Repeat every entry word for word, but leave the images out of your copy.

**EXCERPTED RECORDS:**
______

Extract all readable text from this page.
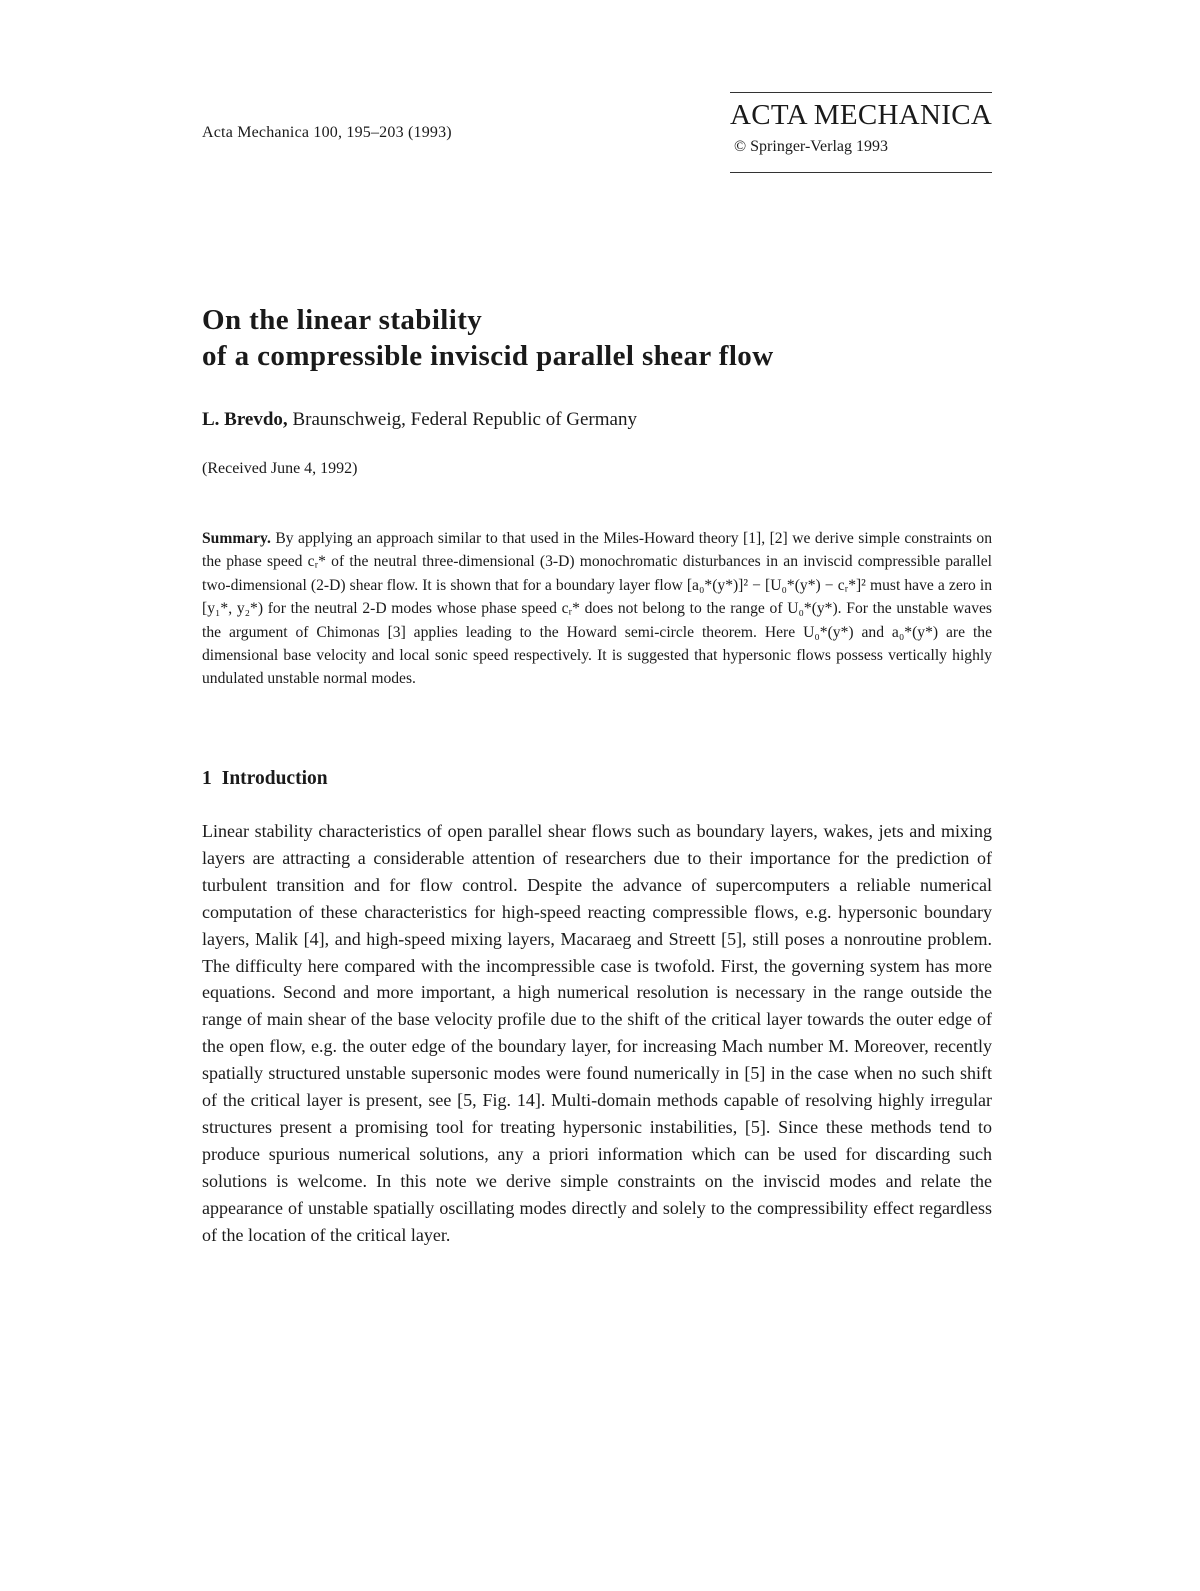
Acta Mechanica 100, 195–203 (1993)
ACTA MECHANICA
© Springer-Verlag 1993
On the linear stability
of a compressible inviscid parallel shear flow
L. Brevdo, Braunschweig, Federal Republic of Germany
(Received June 4, 1992)
Summary. By applying an approach similar to that used in the Miles-Howard theory [1], [2] we derive simple constraints on the phase speed cᵣ* of the neutral three-dimensional (3-D) monochromatic disturbances in an inviscid compressible parallel two-dimensional (2-D) shear flow. It is shown that for a boundary layer flow [a₀*(y*)]² − [U₀*(y*) − cᵣ*]² must have a zero in [y₁*, y₂*) for the neutral 2-D modes whose phase speed cᵣ* does not belong to the range of U₀*(y*). For the unstable waves the argument of Chimonas [3] applies leading to the Howard semi-circle theorem. Here U₀*(y*) and a₀*(y*) are the dimensional base velocity and local sonic speed respectively. It is suggested that hypersonic flows possess vertically highly undulated unstable normal modes.
1 Introduction

Linear stability characteristics of open parallel shear flows such as boundary layers, wakes, jets and mixing layers are attracting a considerable attention of researchers due to their importance for the prediction of turbulent transition and for flow control. Despite the advance of supercomputers a reliable numerical computation of these characteristics for high-speed reacting compressible flows, e.g. hypersonic boundary layers, Malik [4], and high-speed mixing layers, Macaraeg and Streett [5], still poses a nonroutine problem. The difficulty here compared with the incompressible case is twofold. First, the governing system has more equations. Second and more important, a high numerical resolution is necessary in the range outside the range of main shear of the base velocity profile due to the shift of the critical layer towards the outer edge of the open flow, e.g. the outer edge of the boundary layer, for increasing Mach number M. Moreover, recently spatially structured unstable supersonic modes were found numerically in [5] in the case when no such shift of the critical layer is present, see [5, Fig. 14]. Multi-domain methods capable of resolving highly irregular structures present a promising tool for treating hypersonic instabilities, [5]. Since these methods tend to produce spurious numerical solutions, any a priori information which can be used for discarding such solutions is welcome. In this note we derive simple constraints on the inviscid modes and relate the appearance of unstable spatially oscillating modes directly and solely to the compressibility effect regardless of the location of the critical layer.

______

**RESPONSE TO THE TASK:**
Extract all readable text from this page.
Acta Mechanica 100, 195–203 (1993)
ACTA MECHANICA
© Springer-Verlag 1993
On the linear stability
of a compressible inviscid parallel shear flow
L. Brevdo, Braunschweig, Federal Republic of Germany
(Received June 4, 1992)
Summary. By applying an approach similar to that used in the Miles-Howard theory [1], [2] we derive simple constraints on the phase speed cᵣ* of the neutral three-dimensional (3-D) monochromatic disturbances in an inviscid compressible parallel two-dimensional (2-D) shear flow. It is shown that for a boundary layer flow [a₀*(y*)]² − [U₀*(y*) − cᵣ*]² must have a zero in [y₁*, y₂*) for the neutral 2-D modes whose phase speed cᵣ* does not belong to the range of U₀*(y*). For the unstable waves the argument of Chimonas [3] applies leading to the Howard semi-circle theorem. Here U₀*(y*) and a₀*(y*) are the dimensional base velocity and local sonic speed respectively. It is suggested that hypersonic flows possess vertically highly undulated unstable normal modes.
1 Introduction

Linear stability characteristics of open parallel shear flows such as boundary layers, wakes, jets and mixing layers are attracting a considerable attention of researchers due to their importance for the prediction of turbulent transition and for flow control. Despite the advance of supercomputers a reliable numerical computation of these characteristics for high-speed reacting compressible flows, e.g. hypersonic boundary layers, Malik [4], and high-speed mixing layers, Macaraeg and Streett [5], still poses a nonroutine problem. The difficulty here compared with the incompressible case is twofold. First, the governing system has more equations. Second and more important, a high numerical resolution is necessary in the range outside the range of main shear of the base velocity profile due to the shift of the critical layer towards the outer edge of the open flow, e.g. the outer edge of the boundary layer, for increasing Mach number M. Moreover, recently spatially structured unstable supersonic modes were found numerically in [5] in the case when no such shift of the critical layer is present, see [5, Fig. 14]. Multi-domain methods capable of resolving highly irregular structures present a promising tool for treating hypersonic instabilities, [5]. Since these methods tend to produce spurious numerical solutions, any a priori information which can be used for discarding such solutions is welcome. In this note we derive simple constraints on the inviscid modes and relate the appearance of unstable spatially oscillating modes directly and solely to the compressibility effect regardless of the location of the critical layer.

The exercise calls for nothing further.